Kurze Aufgabe 1:
Zeige bitte jede Zeile der Datensätze, die das Wort „with“ enthält.

Textabschnitt:
════════════════════

Wo liegt also die Zukunft für den Holzbau aus Altheimer Sicht? „Erstens wird sich der Holzbau flächig weiter ausbreiten, zweitens dringt der Holzbau in neue Anwendungsgebiete und Dimensionen vor“, ist sich Wiesner sicher. „Als Beispiele für neue Anwendungsgebiete kann man beispielsweise große Parkhäuser nennen, die heute in Holz gebaut werden.“ Bei jenem im oberösterreichischen Weng mit 500 Stellplätzen war Wiehag beteiligt. „Weitere Wachstumsfelder betreffen sicher den Modulbau und das Segment Wohnbau.“ Und für Rebhahn steht fest: Das Rennen um den höchsten Holzbau setzt sich fort. Für ihn sind 150 m als reiner Holzbau in Kombination mit einem Stiegenhauskern in Beton möglich und wirtschaftlich sinnvoll. „Aber das volumsmäßig relevanteste Segment wird sich bei rund 45 m hohen Holzhochhäusern einpendeln“, denkt der Bauingenieur. Auch er sagt: „Grüne Quartiere sind die Zukunft.“

Für Wiesner gehen der marktseitige Schrei nach CO2-Reduktion und der technische Fortschritt im Holzbau logisch einher. Aber gerade, weil das Nachhaltigkeitsthema in aller Munde ist, „hat der Holzbau heute eine massiv bessere Ausgangssituation. Das heißt: Ich bin auch für die Zukunft positiv“.

════════════════════

Extrahierte Datensätze:
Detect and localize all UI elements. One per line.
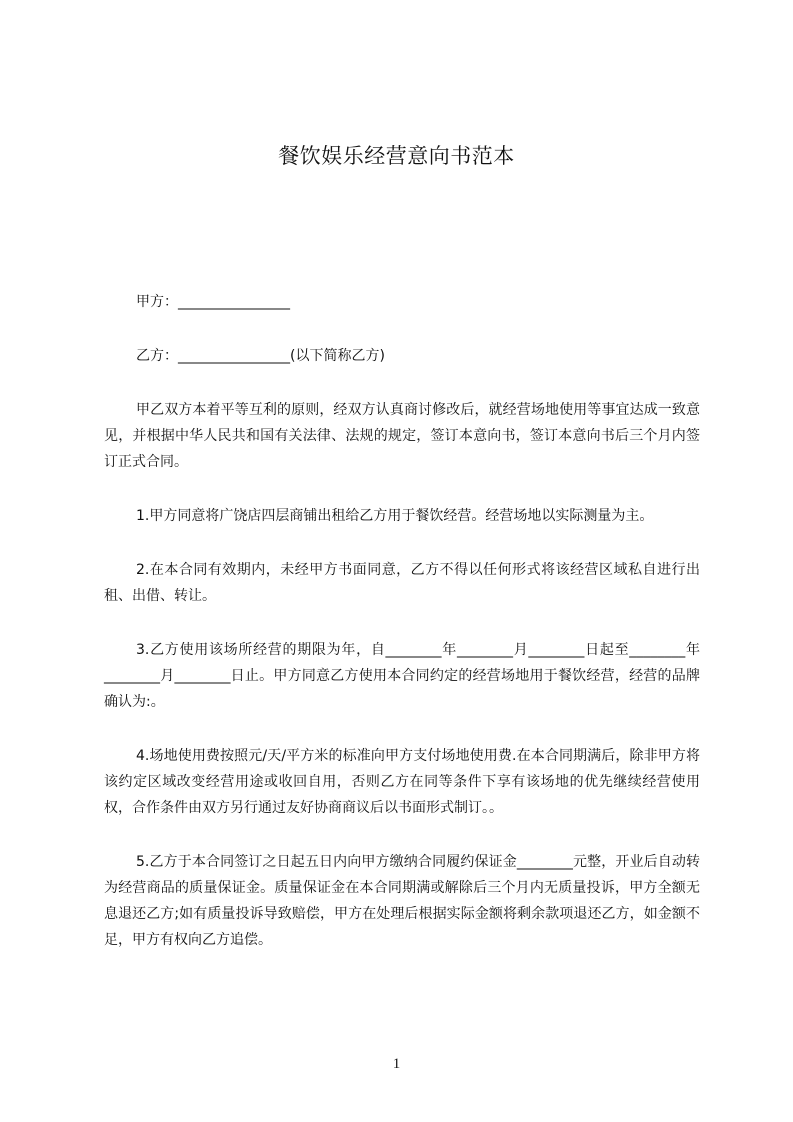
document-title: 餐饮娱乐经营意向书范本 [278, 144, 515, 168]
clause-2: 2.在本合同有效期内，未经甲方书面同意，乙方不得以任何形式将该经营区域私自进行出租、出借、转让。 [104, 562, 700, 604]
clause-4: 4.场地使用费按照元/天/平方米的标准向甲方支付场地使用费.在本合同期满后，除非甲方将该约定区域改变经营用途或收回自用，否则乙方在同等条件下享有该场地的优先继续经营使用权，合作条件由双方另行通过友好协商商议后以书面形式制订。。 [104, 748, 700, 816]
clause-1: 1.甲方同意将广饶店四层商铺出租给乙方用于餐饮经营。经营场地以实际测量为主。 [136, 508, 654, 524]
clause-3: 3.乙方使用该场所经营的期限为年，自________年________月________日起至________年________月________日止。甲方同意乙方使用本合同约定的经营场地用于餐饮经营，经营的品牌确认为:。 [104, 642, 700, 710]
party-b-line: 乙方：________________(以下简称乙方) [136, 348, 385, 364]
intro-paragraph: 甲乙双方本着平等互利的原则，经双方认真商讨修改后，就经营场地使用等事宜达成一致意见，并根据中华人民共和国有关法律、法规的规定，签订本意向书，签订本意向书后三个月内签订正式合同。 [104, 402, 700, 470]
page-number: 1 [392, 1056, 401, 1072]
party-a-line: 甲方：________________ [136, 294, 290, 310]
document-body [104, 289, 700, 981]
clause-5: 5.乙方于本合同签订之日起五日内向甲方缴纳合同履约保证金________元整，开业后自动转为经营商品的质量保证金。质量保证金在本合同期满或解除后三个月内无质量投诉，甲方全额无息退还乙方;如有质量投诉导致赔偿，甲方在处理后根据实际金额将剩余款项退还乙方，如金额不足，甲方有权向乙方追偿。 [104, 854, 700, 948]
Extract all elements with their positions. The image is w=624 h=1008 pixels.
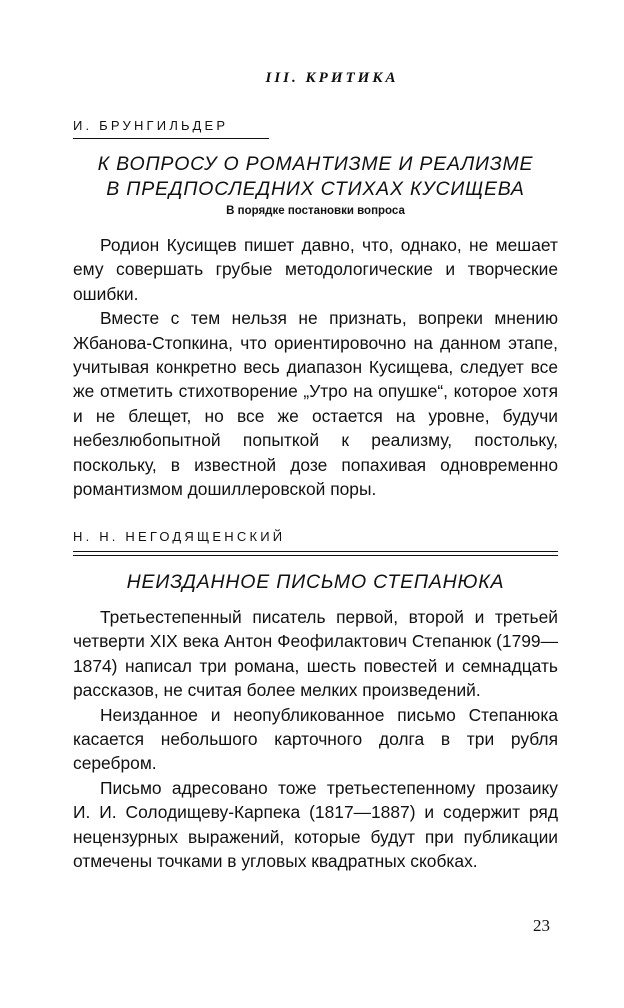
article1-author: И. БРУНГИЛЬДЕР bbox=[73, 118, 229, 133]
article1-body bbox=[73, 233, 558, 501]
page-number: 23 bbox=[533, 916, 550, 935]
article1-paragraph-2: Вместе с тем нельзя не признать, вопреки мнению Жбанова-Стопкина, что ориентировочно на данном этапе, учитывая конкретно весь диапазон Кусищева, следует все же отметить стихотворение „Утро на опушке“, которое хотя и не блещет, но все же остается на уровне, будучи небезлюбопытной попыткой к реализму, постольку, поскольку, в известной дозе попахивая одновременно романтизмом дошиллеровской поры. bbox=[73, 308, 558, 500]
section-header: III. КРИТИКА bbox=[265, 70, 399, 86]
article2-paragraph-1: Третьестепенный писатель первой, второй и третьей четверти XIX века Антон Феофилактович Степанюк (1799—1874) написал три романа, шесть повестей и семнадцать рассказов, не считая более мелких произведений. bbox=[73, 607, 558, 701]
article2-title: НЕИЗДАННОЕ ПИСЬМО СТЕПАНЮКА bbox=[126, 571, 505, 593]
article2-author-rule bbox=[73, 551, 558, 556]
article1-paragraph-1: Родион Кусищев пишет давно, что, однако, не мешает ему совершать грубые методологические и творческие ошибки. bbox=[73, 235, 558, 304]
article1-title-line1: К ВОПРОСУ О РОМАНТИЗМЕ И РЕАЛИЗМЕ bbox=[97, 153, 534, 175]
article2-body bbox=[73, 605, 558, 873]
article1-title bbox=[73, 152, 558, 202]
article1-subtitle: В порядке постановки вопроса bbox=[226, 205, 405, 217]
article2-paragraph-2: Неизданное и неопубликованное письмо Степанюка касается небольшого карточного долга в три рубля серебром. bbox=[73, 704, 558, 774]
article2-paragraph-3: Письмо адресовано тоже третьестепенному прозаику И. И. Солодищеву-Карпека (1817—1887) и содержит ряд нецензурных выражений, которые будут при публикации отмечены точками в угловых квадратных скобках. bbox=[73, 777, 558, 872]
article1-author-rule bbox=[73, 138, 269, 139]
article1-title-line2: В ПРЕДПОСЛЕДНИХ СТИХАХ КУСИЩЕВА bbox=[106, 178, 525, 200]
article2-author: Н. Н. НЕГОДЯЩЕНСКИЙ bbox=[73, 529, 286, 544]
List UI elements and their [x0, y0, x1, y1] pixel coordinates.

════════════════════

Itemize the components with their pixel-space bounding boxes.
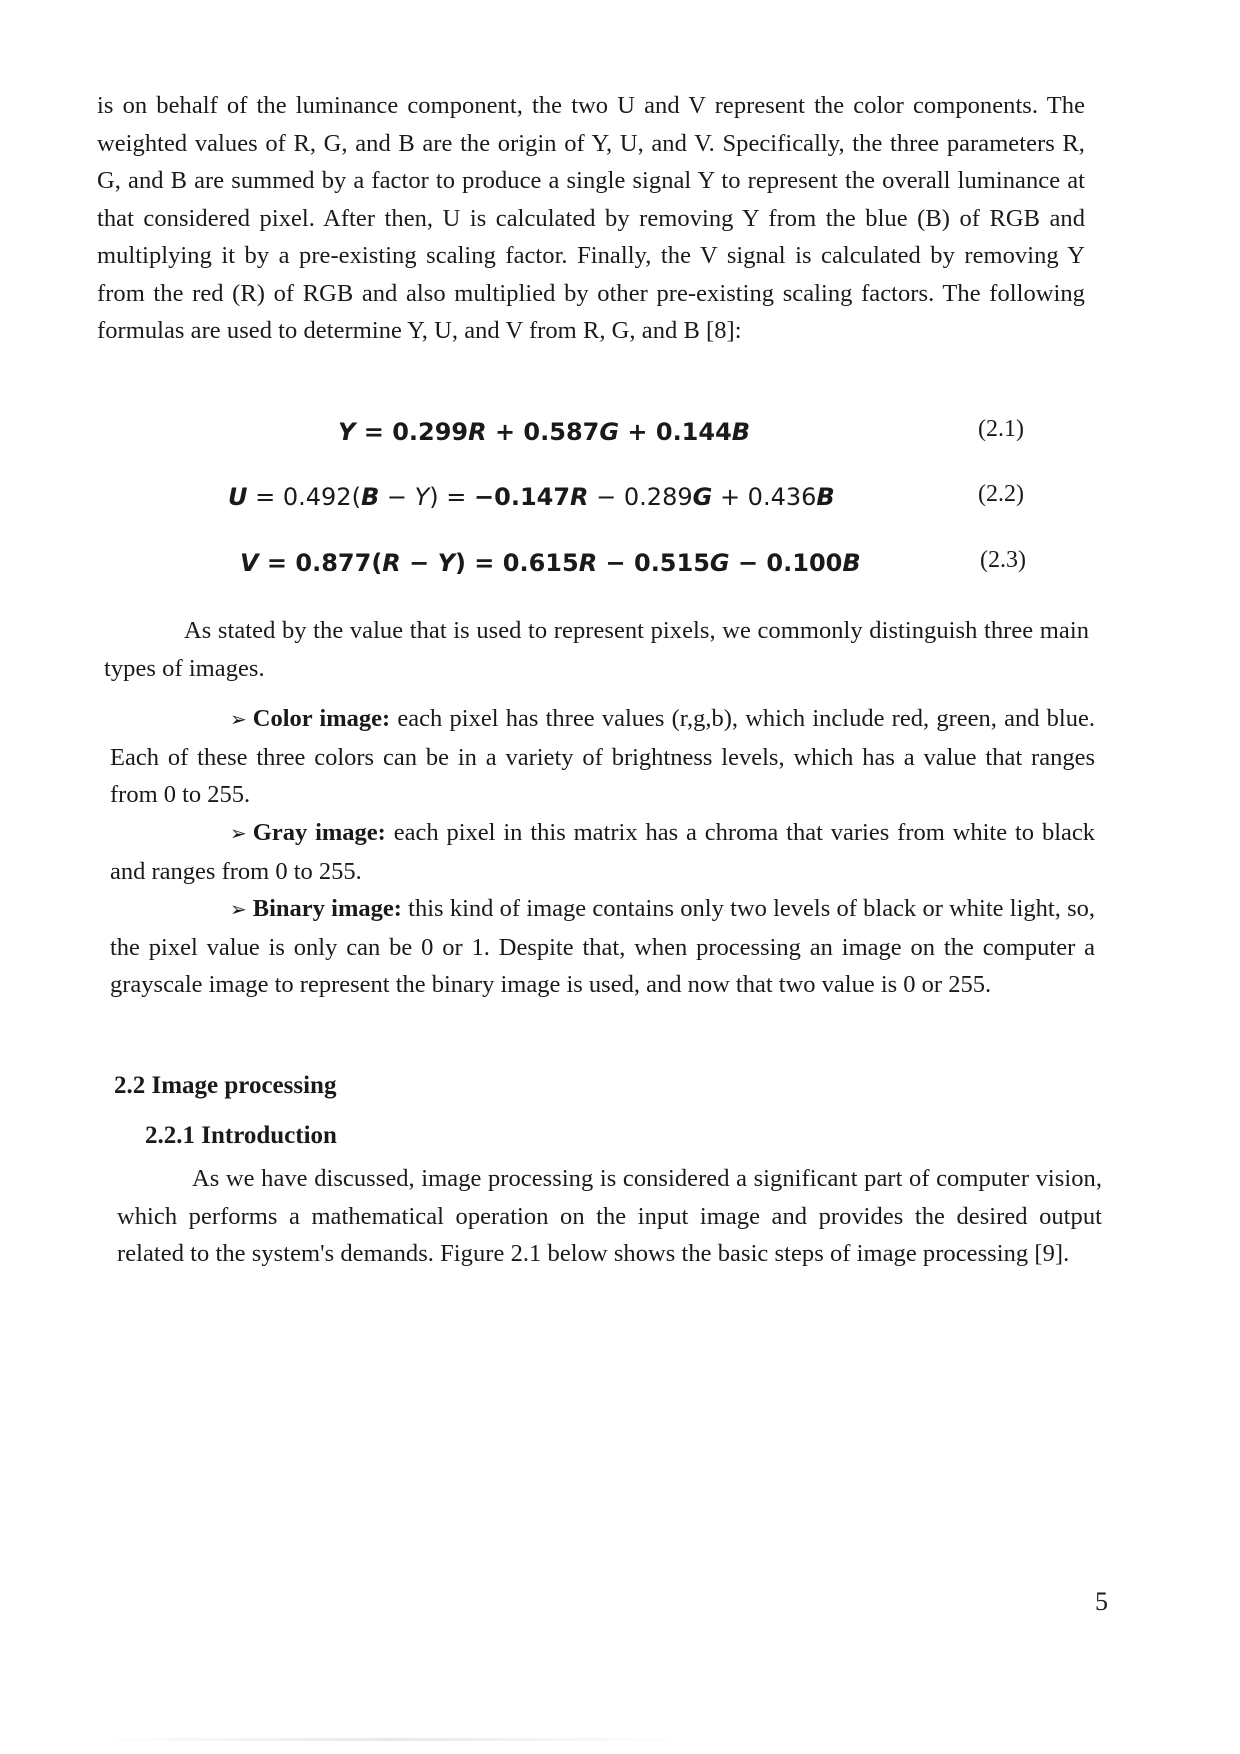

════════════════════

Kurze Aufgabe 2:
Fasse den Textabschnitt über die Zukunft des Holzbaus in zwei Sätzen zusammen.

Vollständige Antwort 1:
Extract all elements with their positions. The image is w=624 h=1008 pixels.
Itemize the components with their pixel-space bounding boxes.

Vollständige Antwort 2:
Wiesner erwartet, dass sich der Holzbau flächig weiter ausbreitet und in neue Anwendungsgebiete wie große Parkhäuser vordringt, und er ist positiv gestimmt, weil das Nachhaltigkeitsthema dem Holzbau heute eine massiv bessere Ausgangssituation verschafft. Rebhahn hält reine Holzbauten von 150 m mit einem Stiegenhauskern in Beton für möglich und wirtschaftlich sinnvoll, sieht das volumsmäßig relevanteste Segment aber bei rund 45 m hohen Holzhochhäusern.